___ Records for the exercise

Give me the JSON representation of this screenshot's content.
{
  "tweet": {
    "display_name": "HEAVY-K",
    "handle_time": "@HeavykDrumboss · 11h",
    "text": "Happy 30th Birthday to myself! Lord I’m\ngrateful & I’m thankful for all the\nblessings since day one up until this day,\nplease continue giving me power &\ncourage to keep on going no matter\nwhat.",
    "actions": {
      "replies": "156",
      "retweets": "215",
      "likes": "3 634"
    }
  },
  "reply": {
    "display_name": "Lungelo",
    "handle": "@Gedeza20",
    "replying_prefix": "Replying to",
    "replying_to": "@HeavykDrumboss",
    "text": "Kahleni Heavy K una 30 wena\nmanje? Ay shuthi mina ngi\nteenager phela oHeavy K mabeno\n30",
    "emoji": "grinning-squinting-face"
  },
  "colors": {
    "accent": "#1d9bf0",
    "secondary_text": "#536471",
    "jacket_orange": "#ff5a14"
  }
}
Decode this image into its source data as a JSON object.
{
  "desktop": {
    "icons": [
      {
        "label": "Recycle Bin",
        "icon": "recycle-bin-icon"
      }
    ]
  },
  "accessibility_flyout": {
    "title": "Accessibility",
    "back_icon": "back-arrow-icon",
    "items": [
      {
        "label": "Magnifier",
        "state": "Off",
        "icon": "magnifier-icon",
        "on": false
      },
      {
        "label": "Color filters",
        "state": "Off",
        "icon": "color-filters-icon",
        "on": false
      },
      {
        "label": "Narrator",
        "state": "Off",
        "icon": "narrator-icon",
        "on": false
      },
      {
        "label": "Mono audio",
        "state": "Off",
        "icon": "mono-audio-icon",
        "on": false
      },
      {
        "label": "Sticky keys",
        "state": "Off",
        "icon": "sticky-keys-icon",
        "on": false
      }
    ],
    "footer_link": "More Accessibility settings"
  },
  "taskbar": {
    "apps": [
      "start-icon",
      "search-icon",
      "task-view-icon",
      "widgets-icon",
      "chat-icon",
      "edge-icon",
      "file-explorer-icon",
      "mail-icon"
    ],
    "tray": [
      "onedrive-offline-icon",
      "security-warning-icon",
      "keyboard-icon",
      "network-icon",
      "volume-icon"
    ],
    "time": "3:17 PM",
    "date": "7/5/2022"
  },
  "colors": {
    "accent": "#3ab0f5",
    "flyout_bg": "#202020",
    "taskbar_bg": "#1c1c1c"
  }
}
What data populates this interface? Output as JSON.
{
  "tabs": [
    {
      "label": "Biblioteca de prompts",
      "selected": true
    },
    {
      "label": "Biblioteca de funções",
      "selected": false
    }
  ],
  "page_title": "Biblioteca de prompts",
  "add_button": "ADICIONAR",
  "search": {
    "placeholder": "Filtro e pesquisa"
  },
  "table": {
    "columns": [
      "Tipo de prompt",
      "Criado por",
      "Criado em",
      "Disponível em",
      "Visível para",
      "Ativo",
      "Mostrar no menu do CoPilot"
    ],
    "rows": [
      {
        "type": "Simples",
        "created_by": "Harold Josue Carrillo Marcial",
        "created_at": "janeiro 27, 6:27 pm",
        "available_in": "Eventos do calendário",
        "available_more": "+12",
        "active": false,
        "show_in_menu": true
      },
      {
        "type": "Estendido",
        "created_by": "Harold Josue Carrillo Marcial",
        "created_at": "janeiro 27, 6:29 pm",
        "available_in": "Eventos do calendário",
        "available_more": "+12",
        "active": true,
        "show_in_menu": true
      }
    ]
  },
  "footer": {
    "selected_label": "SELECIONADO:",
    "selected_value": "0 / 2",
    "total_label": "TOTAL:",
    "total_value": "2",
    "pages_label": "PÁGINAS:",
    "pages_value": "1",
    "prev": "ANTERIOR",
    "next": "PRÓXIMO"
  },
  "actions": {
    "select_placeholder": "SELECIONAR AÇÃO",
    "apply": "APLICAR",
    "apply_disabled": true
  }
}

______

Given exercise: Copy out every line where the word "keys" occurs.

Task answer:
        "label": "Sticky keys",
        "icon": "sticky-keys-icon",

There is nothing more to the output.